Find every line in the items below that contains the string "data", and copy each of those lines in full.

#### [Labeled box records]
::::

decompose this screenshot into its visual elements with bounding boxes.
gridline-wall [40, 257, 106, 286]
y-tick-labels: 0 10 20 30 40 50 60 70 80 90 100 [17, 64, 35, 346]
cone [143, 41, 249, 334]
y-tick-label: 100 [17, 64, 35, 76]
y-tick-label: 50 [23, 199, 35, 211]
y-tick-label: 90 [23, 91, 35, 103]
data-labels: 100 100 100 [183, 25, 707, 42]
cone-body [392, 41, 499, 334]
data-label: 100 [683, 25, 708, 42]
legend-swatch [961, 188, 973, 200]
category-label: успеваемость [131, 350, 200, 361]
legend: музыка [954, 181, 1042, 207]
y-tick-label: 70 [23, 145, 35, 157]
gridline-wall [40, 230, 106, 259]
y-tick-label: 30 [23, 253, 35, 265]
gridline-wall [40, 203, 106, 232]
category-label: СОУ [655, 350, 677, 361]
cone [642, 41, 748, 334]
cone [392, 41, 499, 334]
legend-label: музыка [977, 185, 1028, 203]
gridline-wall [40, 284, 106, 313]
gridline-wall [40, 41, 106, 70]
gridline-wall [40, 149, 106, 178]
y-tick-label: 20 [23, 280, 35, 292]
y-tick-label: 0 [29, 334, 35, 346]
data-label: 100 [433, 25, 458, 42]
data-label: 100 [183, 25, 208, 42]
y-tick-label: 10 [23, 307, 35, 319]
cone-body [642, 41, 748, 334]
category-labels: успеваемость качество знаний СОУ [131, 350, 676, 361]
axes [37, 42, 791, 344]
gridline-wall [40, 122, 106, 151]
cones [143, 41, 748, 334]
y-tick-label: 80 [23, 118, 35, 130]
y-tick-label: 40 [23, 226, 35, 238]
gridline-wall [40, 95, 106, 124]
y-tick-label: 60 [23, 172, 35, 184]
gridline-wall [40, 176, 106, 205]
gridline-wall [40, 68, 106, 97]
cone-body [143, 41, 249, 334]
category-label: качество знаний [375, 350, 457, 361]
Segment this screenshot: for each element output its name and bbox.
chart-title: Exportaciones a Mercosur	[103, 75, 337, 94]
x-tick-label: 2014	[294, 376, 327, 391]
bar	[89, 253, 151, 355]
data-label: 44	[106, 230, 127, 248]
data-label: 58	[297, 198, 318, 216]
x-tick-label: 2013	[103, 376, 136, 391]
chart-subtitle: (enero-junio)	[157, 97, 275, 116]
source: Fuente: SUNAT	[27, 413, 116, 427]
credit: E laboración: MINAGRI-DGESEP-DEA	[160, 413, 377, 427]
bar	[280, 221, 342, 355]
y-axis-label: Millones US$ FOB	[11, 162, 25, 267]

::::

#### [ANSWER TO THIS PROBLEM]
data-labels: 100 100 100 [183, 25, 707, 42]
data-label: 100 [683, 25, 708, 42]
data-label: 100 [433, 25, 458, 42]
data-label: 100 [183, 25, 208, 42]
data-label: 44	[106, 230, 127, 248]
data-label: 58	[297, 198, 318, 216]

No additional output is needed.